> [DATA FOR THIS EXERCISE]
---

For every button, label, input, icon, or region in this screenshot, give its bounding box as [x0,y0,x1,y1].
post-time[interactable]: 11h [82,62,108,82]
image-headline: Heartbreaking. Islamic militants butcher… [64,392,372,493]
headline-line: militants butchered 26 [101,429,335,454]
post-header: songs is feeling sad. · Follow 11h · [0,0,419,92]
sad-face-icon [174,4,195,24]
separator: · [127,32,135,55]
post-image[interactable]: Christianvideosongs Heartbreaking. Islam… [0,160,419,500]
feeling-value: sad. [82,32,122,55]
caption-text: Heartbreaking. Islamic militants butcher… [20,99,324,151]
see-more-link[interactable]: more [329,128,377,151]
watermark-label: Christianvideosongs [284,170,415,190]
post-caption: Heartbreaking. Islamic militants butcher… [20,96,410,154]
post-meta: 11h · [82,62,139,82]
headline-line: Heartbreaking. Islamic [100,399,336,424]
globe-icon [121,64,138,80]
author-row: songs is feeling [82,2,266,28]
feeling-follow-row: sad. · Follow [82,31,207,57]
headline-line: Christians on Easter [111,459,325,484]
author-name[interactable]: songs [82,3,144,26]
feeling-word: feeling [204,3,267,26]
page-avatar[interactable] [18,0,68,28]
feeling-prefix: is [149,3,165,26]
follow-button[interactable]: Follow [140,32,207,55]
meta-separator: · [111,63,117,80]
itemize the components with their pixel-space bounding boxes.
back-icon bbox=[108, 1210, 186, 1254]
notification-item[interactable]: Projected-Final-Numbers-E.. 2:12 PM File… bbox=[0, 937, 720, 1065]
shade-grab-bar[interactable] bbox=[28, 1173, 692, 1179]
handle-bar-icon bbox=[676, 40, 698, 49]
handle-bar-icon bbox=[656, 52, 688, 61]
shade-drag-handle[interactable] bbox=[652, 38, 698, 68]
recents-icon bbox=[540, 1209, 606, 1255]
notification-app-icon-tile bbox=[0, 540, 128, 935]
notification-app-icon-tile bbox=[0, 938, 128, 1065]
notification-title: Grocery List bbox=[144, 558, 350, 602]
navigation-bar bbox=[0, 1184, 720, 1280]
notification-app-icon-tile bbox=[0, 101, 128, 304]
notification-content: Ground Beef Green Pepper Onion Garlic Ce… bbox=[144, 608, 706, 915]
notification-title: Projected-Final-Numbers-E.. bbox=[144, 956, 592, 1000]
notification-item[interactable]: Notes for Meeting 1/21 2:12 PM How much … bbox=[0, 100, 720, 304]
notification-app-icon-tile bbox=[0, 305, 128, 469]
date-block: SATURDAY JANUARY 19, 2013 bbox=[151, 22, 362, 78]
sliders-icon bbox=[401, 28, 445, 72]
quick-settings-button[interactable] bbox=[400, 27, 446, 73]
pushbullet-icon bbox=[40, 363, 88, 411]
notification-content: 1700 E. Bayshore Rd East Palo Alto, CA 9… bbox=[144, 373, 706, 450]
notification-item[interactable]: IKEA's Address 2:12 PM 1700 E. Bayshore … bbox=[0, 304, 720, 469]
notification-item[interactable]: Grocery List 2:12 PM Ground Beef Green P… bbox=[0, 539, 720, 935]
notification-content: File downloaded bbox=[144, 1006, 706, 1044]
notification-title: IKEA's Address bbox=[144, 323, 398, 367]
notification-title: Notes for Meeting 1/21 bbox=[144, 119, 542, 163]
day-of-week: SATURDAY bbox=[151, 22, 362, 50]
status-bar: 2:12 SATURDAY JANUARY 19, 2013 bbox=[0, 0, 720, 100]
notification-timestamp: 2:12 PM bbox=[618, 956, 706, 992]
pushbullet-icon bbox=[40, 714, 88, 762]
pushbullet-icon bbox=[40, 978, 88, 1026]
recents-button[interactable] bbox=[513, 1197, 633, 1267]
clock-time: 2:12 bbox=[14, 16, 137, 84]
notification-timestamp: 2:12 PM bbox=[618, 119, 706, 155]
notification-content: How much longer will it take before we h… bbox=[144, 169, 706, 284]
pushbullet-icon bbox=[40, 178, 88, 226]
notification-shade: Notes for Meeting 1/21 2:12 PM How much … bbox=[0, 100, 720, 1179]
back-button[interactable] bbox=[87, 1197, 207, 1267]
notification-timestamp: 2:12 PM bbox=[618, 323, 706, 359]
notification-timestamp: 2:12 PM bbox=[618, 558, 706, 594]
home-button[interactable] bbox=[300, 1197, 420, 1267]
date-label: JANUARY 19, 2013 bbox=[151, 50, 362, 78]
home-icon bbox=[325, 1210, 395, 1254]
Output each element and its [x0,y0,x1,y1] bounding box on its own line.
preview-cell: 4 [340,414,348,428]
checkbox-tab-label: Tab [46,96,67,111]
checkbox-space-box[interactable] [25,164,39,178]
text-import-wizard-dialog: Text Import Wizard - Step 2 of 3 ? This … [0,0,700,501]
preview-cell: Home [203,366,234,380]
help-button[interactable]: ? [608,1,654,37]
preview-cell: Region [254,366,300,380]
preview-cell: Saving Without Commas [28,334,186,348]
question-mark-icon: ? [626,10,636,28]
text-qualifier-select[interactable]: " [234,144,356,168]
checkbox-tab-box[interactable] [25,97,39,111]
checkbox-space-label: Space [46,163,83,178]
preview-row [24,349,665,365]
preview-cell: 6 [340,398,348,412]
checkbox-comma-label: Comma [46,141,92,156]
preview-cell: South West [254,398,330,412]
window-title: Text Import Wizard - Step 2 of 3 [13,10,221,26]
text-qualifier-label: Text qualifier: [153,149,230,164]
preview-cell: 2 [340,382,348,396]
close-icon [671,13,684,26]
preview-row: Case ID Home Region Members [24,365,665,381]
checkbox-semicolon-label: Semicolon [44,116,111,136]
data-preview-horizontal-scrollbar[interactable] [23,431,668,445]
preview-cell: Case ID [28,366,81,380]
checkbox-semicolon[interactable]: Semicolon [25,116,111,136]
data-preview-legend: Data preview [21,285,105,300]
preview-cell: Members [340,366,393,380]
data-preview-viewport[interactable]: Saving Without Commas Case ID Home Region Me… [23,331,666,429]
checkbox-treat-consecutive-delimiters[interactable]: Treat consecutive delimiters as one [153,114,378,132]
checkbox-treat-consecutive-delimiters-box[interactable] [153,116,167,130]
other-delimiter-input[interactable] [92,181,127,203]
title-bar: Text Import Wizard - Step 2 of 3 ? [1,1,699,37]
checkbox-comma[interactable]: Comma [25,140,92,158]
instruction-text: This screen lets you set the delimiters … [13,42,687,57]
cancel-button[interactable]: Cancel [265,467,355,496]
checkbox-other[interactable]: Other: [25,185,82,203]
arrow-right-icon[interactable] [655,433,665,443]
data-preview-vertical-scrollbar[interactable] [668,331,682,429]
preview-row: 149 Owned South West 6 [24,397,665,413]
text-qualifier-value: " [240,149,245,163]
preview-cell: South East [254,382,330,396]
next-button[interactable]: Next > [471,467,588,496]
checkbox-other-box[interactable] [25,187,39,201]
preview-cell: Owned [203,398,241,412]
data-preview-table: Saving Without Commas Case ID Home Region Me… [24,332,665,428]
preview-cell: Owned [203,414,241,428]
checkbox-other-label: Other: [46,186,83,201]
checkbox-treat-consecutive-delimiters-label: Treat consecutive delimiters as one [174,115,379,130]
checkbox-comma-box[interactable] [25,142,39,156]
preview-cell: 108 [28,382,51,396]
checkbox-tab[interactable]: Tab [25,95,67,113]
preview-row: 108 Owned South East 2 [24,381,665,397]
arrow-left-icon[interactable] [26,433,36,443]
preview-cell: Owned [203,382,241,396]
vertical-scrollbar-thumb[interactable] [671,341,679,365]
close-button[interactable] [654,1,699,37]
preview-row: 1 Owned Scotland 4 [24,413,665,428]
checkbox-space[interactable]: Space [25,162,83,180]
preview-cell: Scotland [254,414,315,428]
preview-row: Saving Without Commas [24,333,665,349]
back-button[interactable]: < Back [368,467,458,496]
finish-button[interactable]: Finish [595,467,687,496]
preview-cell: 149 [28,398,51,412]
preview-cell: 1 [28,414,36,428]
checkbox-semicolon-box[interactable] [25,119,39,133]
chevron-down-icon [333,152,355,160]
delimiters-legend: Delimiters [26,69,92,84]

---

> [WRITTEN EXERCISE] Gather every line from the rows above that contains the word "Meeting".

> [ANSWER BELOW]
notification-item[interactable]: Notes for Meeting 1/21 2:12 PM How much … bbox=[0, 100, 720, 304]
notification-title: Notes for Meeting 1/21 bbox=[144, 119, 542, 163]
notification-shade: Notes for Meeting 1/21 2:12 PM How much … bbox=[0, 100, 720, 1179]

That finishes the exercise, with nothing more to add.